Work to complete.
Where a line of the listing below includes the word "backup", reproduce that line.

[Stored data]
================================

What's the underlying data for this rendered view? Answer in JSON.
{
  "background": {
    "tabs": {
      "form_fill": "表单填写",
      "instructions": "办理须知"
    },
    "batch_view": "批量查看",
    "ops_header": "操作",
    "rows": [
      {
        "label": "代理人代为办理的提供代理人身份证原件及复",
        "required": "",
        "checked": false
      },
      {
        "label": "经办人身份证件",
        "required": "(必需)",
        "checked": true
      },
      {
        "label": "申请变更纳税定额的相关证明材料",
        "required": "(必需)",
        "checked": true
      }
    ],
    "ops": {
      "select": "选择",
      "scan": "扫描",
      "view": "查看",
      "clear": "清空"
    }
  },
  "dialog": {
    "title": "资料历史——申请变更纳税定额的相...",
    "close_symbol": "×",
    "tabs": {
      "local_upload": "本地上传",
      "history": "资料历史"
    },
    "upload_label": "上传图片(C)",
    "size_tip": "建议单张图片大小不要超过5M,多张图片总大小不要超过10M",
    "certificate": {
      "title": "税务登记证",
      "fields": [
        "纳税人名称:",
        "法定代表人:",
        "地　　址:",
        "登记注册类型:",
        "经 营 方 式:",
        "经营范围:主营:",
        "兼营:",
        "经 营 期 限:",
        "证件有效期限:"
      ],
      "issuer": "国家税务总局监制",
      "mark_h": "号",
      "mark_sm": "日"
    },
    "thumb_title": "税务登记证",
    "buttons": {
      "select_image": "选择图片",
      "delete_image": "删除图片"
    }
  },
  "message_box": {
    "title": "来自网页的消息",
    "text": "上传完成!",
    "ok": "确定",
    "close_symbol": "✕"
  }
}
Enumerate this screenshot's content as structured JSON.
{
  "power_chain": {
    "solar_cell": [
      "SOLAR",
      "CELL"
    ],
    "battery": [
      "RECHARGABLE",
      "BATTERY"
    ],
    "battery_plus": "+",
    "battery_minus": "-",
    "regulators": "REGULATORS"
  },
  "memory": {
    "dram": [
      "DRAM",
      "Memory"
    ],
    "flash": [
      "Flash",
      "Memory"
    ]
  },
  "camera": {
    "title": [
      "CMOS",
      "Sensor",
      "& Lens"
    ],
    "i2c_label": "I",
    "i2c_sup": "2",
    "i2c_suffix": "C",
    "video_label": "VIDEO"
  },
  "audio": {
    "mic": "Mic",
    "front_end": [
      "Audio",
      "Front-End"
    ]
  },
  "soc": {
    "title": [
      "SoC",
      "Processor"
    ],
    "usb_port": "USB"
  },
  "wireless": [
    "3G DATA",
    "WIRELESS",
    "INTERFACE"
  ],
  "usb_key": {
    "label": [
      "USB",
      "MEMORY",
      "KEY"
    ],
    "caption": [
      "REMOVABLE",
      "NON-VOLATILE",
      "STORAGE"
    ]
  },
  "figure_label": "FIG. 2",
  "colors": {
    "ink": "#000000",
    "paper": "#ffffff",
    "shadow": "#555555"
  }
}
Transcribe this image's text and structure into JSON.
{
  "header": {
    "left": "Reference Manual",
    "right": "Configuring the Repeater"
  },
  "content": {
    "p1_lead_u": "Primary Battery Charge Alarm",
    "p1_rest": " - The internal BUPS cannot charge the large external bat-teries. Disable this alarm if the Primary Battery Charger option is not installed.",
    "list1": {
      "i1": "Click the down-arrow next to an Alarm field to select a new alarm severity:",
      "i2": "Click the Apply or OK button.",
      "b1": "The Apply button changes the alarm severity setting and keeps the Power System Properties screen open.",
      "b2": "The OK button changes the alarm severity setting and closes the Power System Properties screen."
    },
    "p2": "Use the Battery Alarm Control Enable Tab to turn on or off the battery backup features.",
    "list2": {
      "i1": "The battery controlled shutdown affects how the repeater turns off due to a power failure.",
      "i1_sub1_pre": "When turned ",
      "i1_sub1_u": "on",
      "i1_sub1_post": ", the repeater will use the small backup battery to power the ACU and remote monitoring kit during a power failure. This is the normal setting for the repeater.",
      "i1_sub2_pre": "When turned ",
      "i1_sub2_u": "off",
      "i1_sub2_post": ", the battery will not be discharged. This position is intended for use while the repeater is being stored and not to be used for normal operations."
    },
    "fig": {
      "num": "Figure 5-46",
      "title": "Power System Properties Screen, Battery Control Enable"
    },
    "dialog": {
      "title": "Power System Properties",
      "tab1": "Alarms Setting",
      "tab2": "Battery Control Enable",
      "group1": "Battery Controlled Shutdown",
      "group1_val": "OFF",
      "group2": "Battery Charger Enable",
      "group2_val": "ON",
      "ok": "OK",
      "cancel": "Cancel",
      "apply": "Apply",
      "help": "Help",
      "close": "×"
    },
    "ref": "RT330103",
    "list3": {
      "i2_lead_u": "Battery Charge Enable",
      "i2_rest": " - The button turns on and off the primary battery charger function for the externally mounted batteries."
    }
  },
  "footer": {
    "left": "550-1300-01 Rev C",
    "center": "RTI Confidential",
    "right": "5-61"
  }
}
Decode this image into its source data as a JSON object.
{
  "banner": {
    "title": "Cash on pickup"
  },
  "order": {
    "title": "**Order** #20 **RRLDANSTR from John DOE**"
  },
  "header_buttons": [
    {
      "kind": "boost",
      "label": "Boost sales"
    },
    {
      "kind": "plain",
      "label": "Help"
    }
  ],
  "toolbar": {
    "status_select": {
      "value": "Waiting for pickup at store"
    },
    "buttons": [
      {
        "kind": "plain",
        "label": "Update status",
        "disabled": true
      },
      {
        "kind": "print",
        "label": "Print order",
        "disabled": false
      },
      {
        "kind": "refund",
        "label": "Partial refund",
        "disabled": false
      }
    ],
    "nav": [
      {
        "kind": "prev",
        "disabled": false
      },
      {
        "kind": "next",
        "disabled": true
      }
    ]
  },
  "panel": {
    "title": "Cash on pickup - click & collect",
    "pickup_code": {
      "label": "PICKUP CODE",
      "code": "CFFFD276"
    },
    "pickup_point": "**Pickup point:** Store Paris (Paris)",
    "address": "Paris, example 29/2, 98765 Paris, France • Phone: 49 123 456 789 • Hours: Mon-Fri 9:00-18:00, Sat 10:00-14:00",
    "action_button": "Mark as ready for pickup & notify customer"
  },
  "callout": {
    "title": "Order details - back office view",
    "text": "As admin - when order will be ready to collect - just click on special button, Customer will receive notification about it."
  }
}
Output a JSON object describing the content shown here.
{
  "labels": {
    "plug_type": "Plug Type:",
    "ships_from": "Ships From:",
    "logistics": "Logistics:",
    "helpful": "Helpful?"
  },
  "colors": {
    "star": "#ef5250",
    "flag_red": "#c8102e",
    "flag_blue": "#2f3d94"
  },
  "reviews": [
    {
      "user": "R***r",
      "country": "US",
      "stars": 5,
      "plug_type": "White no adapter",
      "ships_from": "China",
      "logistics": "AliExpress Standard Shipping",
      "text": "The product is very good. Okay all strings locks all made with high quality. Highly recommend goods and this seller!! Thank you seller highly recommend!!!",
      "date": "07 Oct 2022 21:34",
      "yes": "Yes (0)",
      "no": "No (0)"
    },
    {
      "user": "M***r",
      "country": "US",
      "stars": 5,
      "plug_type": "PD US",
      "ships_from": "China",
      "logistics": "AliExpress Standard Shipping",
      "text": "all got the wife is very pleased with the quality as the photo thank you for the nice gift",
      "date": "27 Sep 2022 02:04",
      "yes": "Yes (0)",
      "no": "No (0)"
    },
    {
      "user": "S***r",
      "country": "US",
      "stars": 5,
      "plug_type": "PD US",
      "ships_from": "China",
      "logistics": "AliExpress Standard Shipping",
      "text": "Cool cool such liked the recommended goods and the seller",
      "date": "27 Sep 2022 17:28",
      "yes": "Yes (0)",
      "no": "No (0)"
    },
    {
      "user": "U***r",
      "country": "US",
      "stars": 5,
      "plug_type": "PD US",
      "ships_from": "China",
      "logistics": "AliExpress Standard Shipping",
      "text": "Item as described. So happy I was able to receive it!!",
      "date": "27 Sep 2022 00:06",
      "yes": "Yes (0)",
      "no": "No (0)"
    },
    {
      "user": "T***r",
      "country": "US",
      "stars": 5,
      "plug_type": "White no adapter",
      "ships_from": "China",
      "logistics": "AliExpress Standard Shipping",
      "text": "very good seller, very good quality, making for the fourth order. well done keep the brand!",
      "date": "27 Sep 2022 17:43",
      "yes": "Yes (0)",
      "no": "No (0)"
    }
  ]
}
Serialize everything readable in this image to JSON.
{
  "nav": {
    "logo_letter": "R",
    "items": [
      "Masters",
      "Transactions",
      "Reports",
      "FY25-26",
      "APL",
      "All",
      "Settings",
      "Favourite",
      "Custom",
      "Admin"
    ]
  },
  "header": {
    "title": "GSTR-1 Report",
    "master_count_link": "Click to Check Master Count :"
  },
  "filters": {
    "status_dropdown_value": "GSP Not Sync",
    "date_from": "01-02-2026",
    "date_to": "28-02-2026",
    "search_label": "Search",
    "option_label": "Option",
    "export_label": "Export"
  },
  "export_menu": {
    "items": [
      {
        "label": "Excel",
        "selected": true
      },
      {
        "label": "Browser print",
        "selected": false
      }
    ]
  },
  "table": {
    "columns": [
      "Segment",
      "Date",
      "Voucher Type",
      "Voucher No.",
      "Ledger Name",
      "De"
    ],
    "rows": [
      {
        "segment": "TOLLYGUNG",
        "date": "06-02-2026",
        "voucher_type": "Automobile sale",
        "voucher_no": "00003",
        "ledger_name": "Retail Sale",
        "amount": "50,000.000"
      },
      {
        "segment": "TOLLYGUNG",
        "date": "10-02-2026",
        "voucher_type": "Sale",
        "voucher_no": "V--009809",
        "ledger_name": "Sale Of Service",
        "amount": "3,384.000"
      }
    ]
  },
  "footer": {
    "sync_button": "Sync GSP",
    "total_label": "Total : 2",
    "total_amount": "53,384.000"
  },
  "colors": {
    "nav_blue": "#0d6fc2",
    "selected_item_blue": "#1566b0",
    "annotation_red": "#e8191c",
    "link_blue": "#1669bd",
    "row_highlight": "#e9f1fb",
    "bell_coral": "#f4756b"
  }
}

================================

Complete output.
    "p2": "Use the Battery Alarm Control Enable Tab to turn on or off the battery backup features.",
      "i1_sub1_post": ", the repeater will use the small backup battery to power the ACU and remote monitoring kit during a power failure. This is the normal setting for the repeater.",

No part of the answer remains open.